* Tasks for this exercise:
1. Answer these questions from the passage on rumble-strip detection.
(a) What does FIG. 3 schematically illustrate?
(b) In the disclosed embodiment, what does the perception sensor 12 include?
(c) In one disclosed embodiment, what is the IMU 14?
2. Copy the lines of the listing exactly. Start with the line that contains "table-row: Всего полезных" and continue through the line that contains "nav-art-label: Арт <box>610 16 646 37</box>".

* Selected extract:

FIG. 1 illustrates a vehicle proceeding down a roadway, toward a roadway shoulder including a plurality of rumble strips.

FIG. 2 schematically illustrates a vehicle according to one embodiment of the present invention.

FIG. 3 schematically illustrates a vibration resulting from a vehicle contacting a plurality of rumble strips.

DETAILED DESCRIPTION

Referring to FIG. 1, a vehicle 10 is shown proceeding down a roadway 20 that includes a shoulder 25 with a plurality of rumble strips 22 spaced a distance 24 apart. The vehicle 10 includes features that detect when the vehicle 10 moves off the roadway and onto the shoulder 25. The disclosed example vehicle 10 is at least partially autonomous and therefore proceeds down the roadway with limited or without driver input. During a minimum risk maneuver, sensors are utilized to provide input to the vehicle for positional identification and/or navigation. In some instances, one or more of the typical sensors are blocked and/or not able to provide the required information. The example vehicle disclosed herein includes a system and method that helps the vehicle to identify and/or be more confident about its location with respect to the shoulder 25, during a minimum risk maneuver, when the typical sensor system compromised.

Referring to FIG. 2, with continued reference to FIG. 1, the example vehicle 10 includes a perception sensor 12, a vibration sensor 14 and a controller 16. The perception sensor 12 and the vibration sensor 14, schematically illustrated at a front of the vehicle 10, could be located at other locations within the vehicle 10. Further, it should be noted that, the perception sensor 12 may include a multiple of perception sensors located at various locations around a perimeter of and/or within the vehicle. In the disclosed embodiment, the perception sensor 12 includes at least one camera, which captures images utilized for positional location and/or navigation of the vehicle 10.

The controller 16 is in communication with the perception sensor 12 and the vibration sensor 14. The controller 16 may also include or be in communication with other sensor systems that provide information to navigate the vehicle 10 autonomously. The disclosed system provides a method and system that identifies the road shoulder 25 when the perception sensor or, in one example, camera 12 is compromised, providing an added level of confidence and redundancy for the lateral localization of the road shoulder 25 during a minimum risk maneuver.

The disclosed system utilizes an inertial measurement unit (IMU) as the vibration sensor 14 that is present within the vehicle 10. The IMU 14 has at least a primary function and a secondary function. The secondary function is to sense a vibration within the vehicle 10, where the sensed vibration is then used to determine whether the vehicle 10 is in contact with the plurality of rumble strips 22.

The IMU 14 in one disclosed embodiment is a vertical accelerometer positioned within the vehicle 10. The IMU 14 may be provided as part of another system within the vehicle 10 or be a sensor dedicated to the disclosed system and/or method.

* Provided records:
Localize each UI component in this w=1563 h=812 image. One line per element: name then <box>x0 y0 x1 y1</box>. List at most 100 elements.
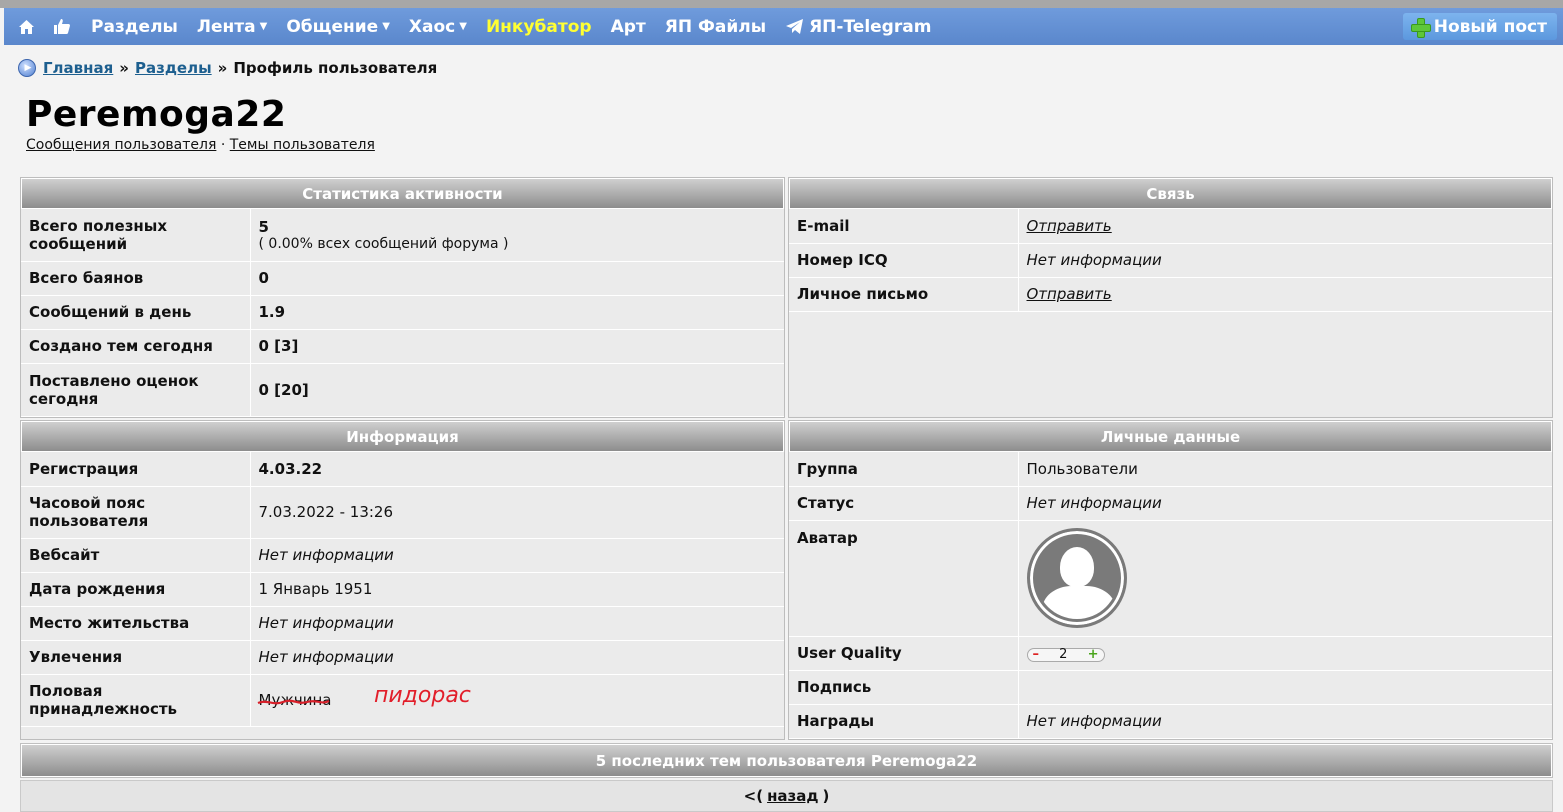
table-row: Всего полезных сообщений 5 ( 0.00% всех … <box>21 209 784 262</box>
row-value: Мужчина <box>250 674 784 727</box>
nav-incubator[interactable]: Инкубатор <box>486 17 592 37</box>
row-value: 0 <box>250 261 784 296</box>
nav-art-label: Арт <box>610 16 646 37</box>
private-message-link[interactable]: Отправить <box>1018 277 1552 312</box>
nav-files[interactable]: ЯП Файлы <box>665 17 766 37</box>
quality-minus-button[interactable]: – <box>1033 647 1040 662</box>
email-send-link[interactable]: Отправить <box>1018 209 1552 244</box>
user-messages-link[interactable]: Сообщения пользователя <box>26 137 216 153</box>
table-row: Дата рождения 1 Январь 1951 <box>21 572 784 607</box>
breadcrumb-separator: » <box>119 59 129 77</box>
table-row: E-mail Отправить <box>789 209 1552 244</box>
row-key: Статус <box>789 486 1019 521</box>
row-key: Регистрация <box>21 452 251 487</box>
table-row: Награды Нет информации <box>789 704 1552 739</box>
nav-chaos[interactable]: Хаос ▼ <box>409 17 467 37</box>
new-post-label: Новый пост <box>1433 16 1547 37</box>
home-icon[interactable] <box>18 19 35 35</box>
row-value: Нет информации <box>250 640 784 675</box>
back-bar: <( назад ) <box>20 780 1553 812</box>
row-value: – 2 + <box>1018 636 1552 671</box>
nav-feed[interactable]: Лента ▼ <box>197 17 267 37</box>
table-row: Вебсайт Нет информации <box>21 538 784 573</box>
row-value: Нет информации <box>1018 704 1552 739</box>
top-strip <box>0 0 1563 8</box>
table-row: Поставлено оценок сегодня 0 [20] <box>21 363 784 417</box>
red-scribble <box>257 699 329 705</box>
row-key: Дата рождения <box>21 572 251 607</box>
useful-messages-percent: ( 0.00% всех сообщений форума ) <box>258 235 509 252</box>
row-value <box>1018 520 1552 637</box>
nav-chat-label: Общение <box>286 16 379 37</box>
row-key: Поставлено оценок сегодня <box>21 363 251 417</box>
like-icon[interactable] <box>53 18 71 35</box>
nav-telegram-label: ЯП-Telegram <box>809 16 932 37</box>
personal-table: Группа Пользователи Статус Нет информаци… <box>789 452 1552 739</box>
table-row: Аватар <box>789 520 1552 637</box>
nav-telegram[interactable]: ЯП-Telegram <box>785 17 931 37</box>
contact-panel-title: Связь <box>789 178 1552 209</box>
quality-plus-button[interactable]: + <box>1088 647 1099 662</box>
row-value: 1 Январь 1951 <box>250 572 784 607</box>
contact-table: E-mail Отправить Номер ICQ Нет информаци… <box>789 209 1552 312</box>
row-value: Нет информации <box>250 606 784 641</box>
row-value: 0 [20] <box>250 363 784 417</box>
row-key: Аватар <box>789 520 1019 637</box>
row-value: 5 ( 0.00% всех сообщений форума ) <box>250 209 784 262</box>
row-key: Половая принадлежность <box>21 674 251 727</box>
row-key: Увлечения <box>21 640 251 675</box>
activity-table: Всего полезных сообщений 5 ( 0.00% всех … <box>21 209 784 417</box>
table-row: Личное письмо Отправить <box>789 277 1552 312</box>
avatar <box>1026 528 1127 628</box>
row-key: Сообщений в день <box>21 295 251 330</box>
row-key: Награды <box>789 704 1019 739</box>
breadcrumb-sections-link[interactable]: Разделы <box>135 59 212 77</box>
table-row: Часовой пояс пользователя 7.03.2022 - 13… <box>21 486 784 539</box>
breadcrumb-home-link[interactable]: Главная <box>43 59 113 77</box>
user-topics-link[interactable]: Темы пользователя <box>230 137 375 153</box>
page-title: Peremoga22 <box>26 94 287 135</box>
row-value: Нет информации <box>1018 243 1552 278</box>
nav-incubator-label: Инкубатор <box>485 16 592 37</box>
handwritten-note: пидорас <box>374 683 471 708</box>
nav-art[interactable]: Арт <box>611 17 646 37</box>
row-key: Подпись <box>789 670 1019 705</box>
table-row: Статус Нет информации <box>789 486 1552 521</box>
new-post-button[interactable]: Новый пост <box>1402 13 1557 40</box>
row-key: Номер ICQ <box>789 243 1019 278</box>
table-row: User Quality – 2 + <box>789 636 1552 671</box>
breadcrumb-current: Профиль пользователя <box>233 59 438 77</box>
gender-value: Мужчина <box>257 691 331 709</box>
activity-panel: Статистика активности Всего полезных соо… <box>20 177 785 418</box>
contact-panel: Связь E-mail Отправить Номер ICQ Нет инф… <box>788 177 1553 418</box>
table-row: Создано тем сегодня 0 [3] <box>21 329 784 364</box>
table-row: Сообщений в день 1.9 <box>21 295 784 330</box>
main-navbar: Разделы Лента ▼ Общение ▼ Хаос ▼ Инкубатор … <box>4 8 1563 45</box>
row-value: 0 [3] <box>250 329 784 364</box>
row-value: Нет информации <box>250 538 784 573</box>
table-row: Номер ICQ Нет информации <box>789 243 1552 278</box>
table-row: Всего баянов 0 <box>21 261 784 296</box>
quality-value: 2 <box>1059 647 1068 662</box>
telegram-icon <box>785 18 804 35</box>
breadcrumb-separator: » <box>217 59 228 77</box>
back-link[interactable]: назад <box>767 787 818 805</box>
row-key: Группа <box>789 452 1019 487</box>
row-key: E-mail <box>789 209 1019 244</box>
recent-topics-panel: 5 последних тем пользователя Peremoga22 <box>20 743 1553 778</box>
nav-files-label: ЯП Файлы <box>664 16 767 37</box>
nav-sections[interactable]: Разделы <box>91 17 178 37</box>
activity-panel-title: Статистика активности <box>21 178 784 209</box>
nav-feed-label: Лента <box>196 16 256 37</box>
table-row: Регистрация 4.03.22 <box>21 452 784 487</box>
back-suffix: ) <box>822 787 830 805</box>
row-value: Нет информации <box>1018 486 1552 521</box>
nav-chat[interactable]: Общение ▼ <box>286 17 390 37</box>
table-row: Увлечения Нет информации <box>21 640 784 675</box>
caret-down-icon: ▼ <box>259 21 268 32</box>
personal-panel: Личные данные Группа Пользователи Статус… <box>788 420 1553 740</box>
caret-down-icon: ▼ <box>459 21 467 32</box>
useful-messages-value: 5 <box>258 217 269 236</box>
user-quality-widget: – 2 + <box>1026 647 1105 662</box>
back-prefix: <( <box>743 787 764 805</box>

* Solutions to each task:
1.
(a) A vibration resulting from a vehicle contacting a plurality of rumble strips.
(b) At least one camera, which captures images used for positional location and/or navigation of the vehicle 10.
(c) A vertical accelerometer positioned within the vehicle 10.

2.
table-row: Всего полезных сообщений 5 ( 0.00% всех … <box>21 209 784 262</box>
row-value: Мужчина <box>250 674 784 727</box>
nav-incubator[interactable]: Инкубатор <box>486 17 592 37</box>
row-value: 0 <box>250 261 784 296</box>
nav-art-label: Арт <box>610 16 646 37</box>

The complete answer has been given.